### PROBLEM:
Extract every line that includes the string "Vypnutí".

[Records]

-.-.-

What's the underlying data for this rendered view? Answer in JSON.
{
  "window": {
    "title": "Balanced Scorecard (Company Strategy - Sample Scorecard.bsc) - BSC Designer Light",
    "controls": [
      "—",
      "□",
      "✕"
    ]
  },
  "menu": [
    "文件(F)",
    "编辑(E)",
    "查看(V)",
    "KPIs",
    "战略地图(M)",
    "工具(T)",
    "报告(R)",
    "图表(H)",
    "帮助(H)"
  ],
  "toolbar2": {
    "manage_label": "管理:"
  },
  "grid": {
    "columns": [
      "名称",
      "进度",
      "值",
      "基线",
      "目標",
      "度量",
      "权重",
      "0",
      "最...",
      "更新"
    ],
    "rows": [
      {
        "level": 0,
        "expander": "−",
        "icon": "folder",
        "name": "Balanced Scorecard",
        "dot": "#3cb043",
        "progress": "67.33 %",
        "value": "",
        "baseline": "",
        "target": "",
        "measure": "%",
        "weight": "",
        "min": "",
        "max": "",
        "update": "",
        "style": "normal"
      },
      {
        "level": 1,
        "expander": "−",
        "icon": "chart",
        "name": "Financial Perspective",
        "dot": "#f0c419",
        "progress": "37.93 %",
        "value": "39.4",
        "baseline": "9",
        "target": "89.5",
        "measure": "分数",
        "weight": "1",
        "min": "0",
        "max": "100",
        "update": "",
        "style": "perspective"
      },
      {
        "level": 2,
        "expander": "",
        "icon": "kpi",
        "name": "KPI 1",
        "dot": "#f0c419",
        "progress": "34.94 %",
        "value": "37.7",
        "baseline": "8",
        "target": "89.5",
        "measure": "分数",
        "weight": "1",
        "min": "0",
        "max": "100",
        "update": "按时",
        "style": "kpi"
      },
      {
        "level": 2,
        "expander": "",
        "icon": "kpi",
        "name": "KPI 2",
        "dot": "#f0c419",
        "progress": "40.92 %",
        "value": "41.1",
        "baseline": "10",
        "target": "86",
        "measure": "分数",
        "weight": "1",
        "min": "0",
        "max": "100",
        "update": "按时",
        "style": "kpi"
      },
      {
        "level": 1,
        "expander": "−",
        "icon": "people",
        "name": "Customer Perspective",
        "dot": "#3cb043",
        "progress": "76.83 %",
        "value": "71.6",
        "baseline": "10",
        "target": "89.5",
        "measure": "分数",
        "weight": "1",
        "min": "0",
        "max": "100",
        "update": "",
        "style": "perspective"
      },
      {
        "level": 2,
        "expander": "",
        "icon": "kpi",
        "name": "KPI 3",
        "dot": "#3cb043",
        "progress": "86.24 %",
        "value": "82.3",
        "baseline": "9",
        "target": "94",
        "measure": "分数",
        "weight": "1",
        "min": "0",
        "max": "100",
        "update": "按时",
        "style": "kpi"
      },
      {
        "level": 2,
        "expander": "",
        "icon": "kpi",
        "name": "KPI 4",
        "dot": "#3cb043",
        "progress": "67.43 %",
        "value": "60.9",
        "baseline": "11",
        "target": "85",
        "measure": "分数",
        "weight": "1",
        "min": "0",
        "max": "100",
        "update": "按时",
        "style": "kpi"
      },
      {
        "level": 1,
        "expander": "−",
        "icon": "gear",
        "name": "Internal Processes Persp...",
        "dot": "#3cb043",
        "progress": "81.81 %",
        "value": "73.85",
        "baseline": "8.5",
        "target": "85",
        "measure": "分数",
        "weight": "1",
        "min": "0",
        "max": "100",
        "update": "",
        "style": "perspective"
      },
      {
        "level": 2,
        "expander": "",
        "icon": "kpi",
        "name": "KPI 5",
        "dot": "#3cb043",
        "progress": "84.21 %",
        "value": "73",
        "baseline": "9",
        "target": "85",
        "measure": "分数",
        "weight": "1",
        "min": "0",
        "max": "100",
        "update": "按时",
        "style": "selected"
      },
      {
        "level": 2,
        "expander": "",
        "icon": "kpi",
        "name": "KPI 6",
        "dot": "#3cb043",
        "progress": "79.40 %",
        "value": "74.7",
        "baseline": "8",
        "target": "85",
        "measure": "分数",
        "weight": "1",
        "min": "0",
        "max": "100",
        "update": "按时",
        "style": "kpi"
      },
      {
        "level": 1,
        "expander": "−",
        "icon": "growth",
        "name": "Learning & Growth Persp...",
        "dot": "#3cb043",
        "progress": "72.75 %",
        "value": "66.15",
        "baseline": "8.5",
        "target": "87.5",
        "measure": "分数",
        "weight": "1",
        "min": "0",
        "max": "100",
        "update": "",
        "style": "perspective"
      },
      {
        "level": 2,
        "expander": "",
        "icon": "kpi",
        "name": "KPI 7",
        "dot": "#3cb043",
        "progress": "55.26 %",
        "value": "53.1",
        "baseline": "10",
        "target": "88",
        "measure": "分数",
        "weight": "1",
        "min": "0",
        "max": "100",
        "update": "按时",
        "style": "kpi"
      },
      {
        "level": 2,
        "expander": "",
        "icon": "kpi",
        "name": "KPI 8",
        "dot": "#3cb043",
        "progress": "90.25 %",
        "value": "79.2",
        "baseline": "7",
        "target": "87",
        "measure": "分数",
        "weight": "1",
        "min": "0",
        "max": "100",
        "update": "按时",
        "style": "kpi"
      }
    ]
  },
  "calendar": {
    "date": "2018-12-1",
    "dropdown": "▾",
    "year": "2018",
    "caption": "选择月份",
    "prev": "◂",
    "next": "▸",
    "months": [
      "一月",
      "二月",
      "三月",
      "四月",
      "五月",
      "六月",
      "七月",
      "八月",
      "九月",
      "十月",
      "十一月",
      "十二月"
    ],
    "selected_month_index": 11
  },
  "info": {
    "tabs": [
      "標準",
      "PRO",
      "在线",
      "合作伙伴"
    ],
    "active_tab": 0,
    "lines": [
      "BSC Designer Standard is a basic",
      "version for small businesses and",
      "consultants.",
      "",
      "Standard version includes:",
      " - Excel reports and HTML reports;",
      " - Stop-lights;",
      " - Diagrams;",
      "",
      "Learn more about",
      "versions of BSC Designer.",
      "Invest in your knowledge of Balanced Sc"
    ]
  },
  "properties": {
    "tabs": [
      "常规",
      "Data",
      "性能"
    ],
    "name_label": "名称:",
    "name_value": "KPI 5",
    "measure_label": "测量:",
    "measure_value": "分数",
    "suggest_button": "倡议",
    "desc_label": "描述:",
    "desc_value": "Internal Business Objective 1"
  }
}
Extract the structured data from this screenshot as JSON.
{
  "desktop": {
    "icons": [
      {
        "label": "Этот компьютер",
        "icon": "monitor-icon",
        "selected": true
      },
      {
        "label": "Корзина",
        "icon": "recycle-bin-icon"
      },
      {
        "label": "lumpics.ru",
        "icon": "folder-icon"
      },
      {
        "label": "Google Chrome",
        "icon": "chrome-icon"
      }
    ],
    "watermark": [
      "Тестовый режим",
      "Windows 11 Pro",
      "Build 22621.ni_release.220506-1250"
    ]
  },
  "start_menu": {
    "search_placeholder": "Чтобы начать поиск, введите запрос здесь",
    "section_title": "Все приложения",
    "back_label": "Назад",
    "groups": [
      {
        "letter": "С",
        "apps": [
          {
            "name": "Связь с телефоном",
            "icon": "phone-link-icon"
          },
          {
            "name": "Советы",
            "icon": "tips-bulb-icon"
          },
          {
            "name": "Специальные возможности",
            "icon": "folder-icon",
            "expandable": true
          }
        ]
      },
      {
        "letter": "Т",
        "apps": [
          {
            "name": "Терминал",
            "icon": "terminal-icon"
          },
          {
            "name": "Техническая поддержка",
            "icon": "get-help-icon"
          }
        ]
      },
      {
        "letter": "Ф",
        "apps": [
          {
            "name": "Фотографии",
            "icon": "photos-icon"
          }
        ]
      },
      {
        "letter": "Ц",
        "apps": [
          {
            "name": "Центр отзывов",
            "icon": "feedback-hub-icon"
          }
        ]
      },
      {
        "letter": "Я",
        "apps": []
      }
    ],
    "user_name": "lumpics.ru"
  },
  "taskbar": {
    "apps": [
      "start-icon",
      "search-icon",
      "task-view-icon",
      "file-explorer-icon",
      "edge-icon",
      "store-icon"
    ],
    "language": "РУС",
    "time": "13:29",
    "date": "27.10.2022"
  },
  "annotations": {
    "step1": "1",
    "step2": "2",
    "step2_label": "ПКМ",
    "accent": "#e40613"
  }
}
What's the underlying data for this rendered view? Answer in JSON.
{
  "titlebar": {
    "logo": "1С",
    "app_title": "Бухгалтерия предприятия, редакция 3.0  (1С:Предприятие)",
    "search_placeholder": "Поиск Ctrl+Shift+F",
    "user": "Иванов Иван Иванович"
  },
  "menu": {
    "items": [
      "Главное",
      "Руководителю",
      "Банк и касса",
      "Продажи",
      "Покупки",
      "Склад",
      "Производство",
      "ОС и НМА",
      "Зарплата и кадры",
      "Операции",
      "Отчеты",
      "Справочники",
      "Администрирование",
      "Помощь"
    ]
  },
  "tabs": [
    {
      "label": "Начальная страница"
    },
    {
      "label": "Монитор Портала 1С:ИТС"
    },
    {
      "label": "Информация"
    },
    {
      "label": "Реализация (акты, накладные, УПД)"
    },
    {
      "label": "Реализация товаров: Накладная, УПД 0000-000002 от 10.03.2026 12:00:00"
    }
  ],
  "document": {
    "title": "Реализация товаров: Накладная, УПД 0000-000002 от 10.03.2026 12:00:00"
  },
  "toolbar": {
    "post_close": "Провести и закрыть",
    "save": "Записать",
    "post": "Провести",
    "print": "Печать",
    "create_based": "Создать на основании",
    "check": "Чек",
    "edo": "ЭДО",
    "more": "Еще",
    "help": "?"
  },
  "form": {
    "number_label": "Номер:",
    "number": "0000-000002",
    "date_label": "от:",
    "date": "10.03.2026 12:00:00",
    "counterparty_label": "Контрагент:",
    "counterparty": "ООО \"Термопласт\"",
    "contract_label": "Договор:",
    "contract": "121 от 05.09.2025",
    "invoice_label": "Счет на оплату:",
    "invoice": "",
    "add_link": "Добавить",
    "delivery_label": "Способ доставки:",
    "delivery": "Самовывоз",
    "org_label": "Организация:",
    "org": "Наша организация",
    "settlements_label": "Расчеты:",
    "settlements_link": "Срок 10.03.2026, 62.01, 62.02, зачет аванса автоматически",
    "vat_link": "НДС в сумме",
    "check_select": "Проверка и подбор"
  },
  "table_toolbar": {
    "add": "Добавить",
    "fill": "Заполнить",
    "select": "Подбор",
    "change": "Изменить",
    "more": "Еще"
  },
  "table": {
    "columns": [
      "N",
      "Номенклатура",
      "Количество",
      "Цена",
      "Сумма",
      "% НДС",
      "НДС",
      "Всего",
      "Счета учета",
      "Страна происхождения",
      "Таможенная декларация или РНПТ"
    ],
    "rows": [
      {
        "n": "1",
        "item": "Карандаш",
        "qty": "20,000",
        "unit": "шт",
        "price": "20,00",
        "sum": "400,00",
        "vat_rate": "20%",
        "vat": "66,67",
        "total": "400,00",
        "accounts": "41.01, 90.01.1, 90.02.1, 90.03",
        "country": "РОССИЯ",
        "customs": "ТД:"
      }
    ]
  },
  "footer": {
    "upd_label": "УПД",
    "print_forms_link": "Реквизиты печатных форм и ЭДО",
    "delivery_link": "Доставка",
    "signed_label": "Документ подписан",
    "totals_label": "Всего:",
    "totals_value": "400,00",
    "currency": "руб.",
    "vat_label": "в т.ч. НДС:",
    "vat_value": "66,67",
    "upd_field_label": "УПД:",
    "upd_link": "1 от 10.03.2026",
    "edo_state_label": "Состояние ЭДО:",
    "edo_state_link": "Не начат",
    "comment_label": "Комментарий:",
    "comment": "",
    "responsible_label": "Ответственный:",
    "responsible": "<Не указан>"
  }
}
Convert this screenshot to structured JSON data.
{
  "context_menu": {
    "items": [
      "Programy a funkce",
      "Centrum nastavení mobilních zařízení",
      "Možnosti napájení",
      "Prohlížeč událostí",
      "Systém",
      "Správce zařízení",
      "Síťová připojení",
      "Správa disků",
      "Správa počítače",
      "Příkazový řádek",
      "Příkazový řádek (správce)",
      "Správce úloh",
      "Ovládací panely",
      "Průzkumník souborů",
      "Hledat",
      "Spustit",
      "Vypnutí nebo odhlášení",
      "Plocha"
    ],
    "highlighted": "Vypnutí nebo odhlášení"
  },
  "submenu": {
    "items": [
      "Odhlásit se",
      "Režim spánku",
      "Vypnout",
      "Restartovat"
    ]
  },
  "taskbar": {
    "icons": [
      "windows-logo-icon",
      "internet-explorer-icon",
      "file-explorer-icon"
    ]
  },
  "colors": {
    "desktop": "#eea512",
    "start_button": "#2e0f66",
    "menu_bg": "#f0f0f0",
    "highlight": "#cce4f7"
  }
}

-.-.-

### EXERCISE SOLUTION:
      "Vypnutí nebo odhlášení",
    "highlighted": "Vypnutí nebo odhlášení"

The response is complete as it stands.